## Input data
# # #
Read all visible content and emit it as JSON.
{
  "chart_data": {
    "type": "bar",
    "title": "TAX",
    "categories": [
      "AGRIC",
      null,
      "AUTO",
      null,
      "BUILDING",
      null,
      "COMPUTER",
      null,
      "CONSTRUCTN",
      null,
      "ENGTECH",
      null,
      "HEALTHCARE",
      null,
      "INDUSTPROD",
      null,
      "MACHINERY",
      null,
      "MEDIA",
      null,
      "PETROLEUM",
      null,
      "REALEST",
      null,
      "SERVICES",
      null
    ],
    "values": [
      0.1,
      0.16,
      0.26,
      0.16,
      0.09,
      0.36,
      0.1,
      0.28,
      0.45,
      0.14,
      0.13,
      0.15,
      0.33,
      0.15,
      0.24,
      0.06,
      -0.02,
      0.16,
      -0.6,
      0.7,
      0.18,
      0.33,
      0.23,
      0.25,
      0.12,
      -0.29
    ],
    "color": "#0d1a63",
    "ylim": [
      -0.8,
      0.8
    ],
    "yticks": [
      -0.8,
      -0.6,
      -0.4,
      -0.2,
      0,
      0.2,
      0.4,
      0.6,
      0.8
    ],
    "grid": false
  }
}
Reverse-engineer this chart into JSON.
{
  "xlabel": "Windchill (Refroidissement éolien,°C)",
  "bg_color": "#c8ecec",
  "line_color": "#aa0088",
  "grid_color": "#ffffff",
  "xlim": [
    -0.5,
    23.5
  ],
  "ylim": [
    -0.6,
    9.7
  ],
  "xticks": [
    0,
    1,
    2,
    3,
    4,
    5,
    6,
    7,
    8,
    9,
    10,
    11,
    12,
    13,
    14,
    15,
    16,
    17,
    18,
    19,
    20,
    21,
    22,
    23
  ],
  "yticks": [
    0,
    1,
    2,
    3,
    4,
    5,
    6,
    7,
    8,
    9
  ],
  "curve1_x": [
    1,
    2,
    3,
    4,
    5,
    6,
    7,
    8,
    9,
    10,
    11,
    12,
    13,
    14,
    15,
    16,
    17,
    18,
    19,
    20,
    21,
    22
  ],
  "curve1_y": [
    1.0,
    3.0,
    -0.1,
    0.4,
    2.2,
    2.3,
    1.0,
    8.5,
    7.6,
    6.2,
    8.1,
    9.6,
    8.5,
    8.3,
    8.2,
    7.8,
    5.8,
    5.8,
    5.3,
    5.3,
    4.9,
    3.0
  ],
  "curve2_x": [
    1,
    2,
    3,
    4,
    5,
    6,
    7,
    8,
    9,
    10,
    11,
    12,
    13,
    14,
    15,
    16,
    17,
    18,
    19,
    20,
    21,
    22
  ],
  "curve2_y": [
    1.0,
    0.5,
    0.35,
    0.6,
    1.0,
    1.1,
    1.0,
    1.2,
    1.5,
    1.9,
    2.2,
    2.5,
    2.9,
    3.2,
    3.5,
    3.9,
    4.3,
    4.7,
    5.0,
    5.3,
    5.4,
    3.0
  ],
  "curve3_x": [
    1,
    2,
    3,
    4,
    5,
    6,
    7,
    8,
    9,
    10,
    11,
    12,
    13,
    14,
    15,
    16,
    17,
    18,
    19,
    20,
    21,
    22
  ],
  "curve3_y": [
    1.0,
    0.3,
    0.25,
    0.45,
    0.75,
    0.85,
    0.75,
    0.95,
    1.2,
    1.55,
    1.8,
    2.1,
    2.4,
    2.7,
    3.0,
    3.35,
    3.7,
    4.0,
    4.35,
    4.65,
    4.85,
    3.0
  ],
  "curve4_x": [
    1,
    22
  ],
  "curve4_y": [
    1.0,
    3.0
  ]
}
# # #
## What this task involves
Type out the whole listing above again, exactly as it stands.

## Solution to this problem
Read all visible content and emit it as JSON.
{
  "chart_data": {
    "type": "bar",
    "title": "TAX",
    "categories": [
      "AGRIC",
      null,
      "AUTO",
      null,
      "BUILDING",
      null,
      "COMPUTER",
      null,
      "CONSTRUCTN",
      null,
      "ENGTECH",
      null,
      "HEALTHCARE",
      null,
      "INDUSTPROD",
      null,
      "MACHINERY",
      null,
      "MEDIA",
      null,
      "PETROLEUM",
      null,
      "REALEST",
      null,
      "SERVICES",
      null
    ],
    "values": [
      0.1,
      0.16,
      0.26,
      0.16,
      0.09,
      0.36,
      0.1,
      0.28,
      0.45,
      0.14,
      0.13,
      0.15,
      0.33,
      0.15,
      0.24,
      0.06,
      -0.02,
      0.16,
      -0.6,
      0.7,
      0.18,
      0.33,
      0.23,
      0.25,
      0.12,
      -0.29
    ],
    "color": "#0d1a63",
    "ylim": [
      -0.8,
      0.8
    ],
    "yticks": [
      -0.8,
      -0.6,
      -0.4,
      -0.2,
      0,
      0.2,
      0.4,
      0.6,
      0.8
    ],
    "grid": false
  }
}
Reverse-engineer this chart into JSON.
{
  "xlabel": "Windchill (Refroidissement éolien,°C)",
  "bg_color": "#c8ecec",
  "line_color": "#aa0088",
  "grid_color": "#ffffff",
  "xlim": [
    -0.5,
    23.5
  ],
  "ylim": [
    -0.6,
    9.7
  ],
  "xticks": [
    0,
    1,
    2,
    3,
    4,
    5,
    6,
    7,
    8,
    9,
    10,
    11,
    12,
    13,
    14,
    15,
    16,
    17,
    18,
    19,
    20,
    21,
    22,
    23
  ],
  "yticks": [
    0,
    1,
    2,
    3,
    4,
    5,
    6,
    7,
    8,
    9
  ],
  "curve1_x": [
    1,
    2,
    3,
    4,
    5,
    6,
    7,
    8,
    9,
    10,
    11,
    12,
    13,
    14,
    15,
    16,
    17,
    18,
    19,
    20,
    21,
    22
  ],
  "curve1_y": [
    1.0,
    3.0,
    -0.1,
    0.4,
    2.2,
    2.3,
    1.0,
    8.5,
    7.6,
    6.2,
    8.1,
    9.6,
    8.5,
    8.3,
    8.2,
    7.8,
    5.8,
    5.8,
    5.3,
    5.3,
    4.9,
    3.0
  ],
  "curve2_x": [
    1,
    2,
    3,
    4,
    5,
    6,
    7,
    8,
    9,
    10,
    11,
    12,
    13,
    14,
    15,
    16,
    17,
    18,
    19,
    20,
    21,
    22
  ],
  "curve2_y": [
    1.0,
    0.5,
    0.35,
    0.6,
    1.0,
    1.1,
    1.0,
    1.2,
    1.5,
    1.9,
    2.2,
    2.5,
    2.9,
    3.2,
    3.5,
    3.9,
    4.3,
    4.7,
    5.0,
    5.3,
    5.4,
    3.0
  ],
  "curve3_x": [
    1,
    2,
    3,
    4,
    5,
    6,
    7,
    8,
    9,
    10,
    11,
    12,
    13,
    14,
    15,
    16,
    17,
    18,
    19,
    20,
    21,
    22
  ],
  "curve3_y": [
    1.0,
    0.3,
    0.25,
    0.45,
    0.75,
    0.85,
    0.75,
    0.95,
    1.2,
    1.55,
    1.8,
    2.1,
    2.4,
    2.7,
    3.0,
    3.35,
    3.7,
    4.0,
    4.35,
    4.65,
    4.85,
    3.0
  ],
  "curve4_x": [
    1,
    22
  ],
  "curve4_y": [
    1.0,
    3.0
  ]
}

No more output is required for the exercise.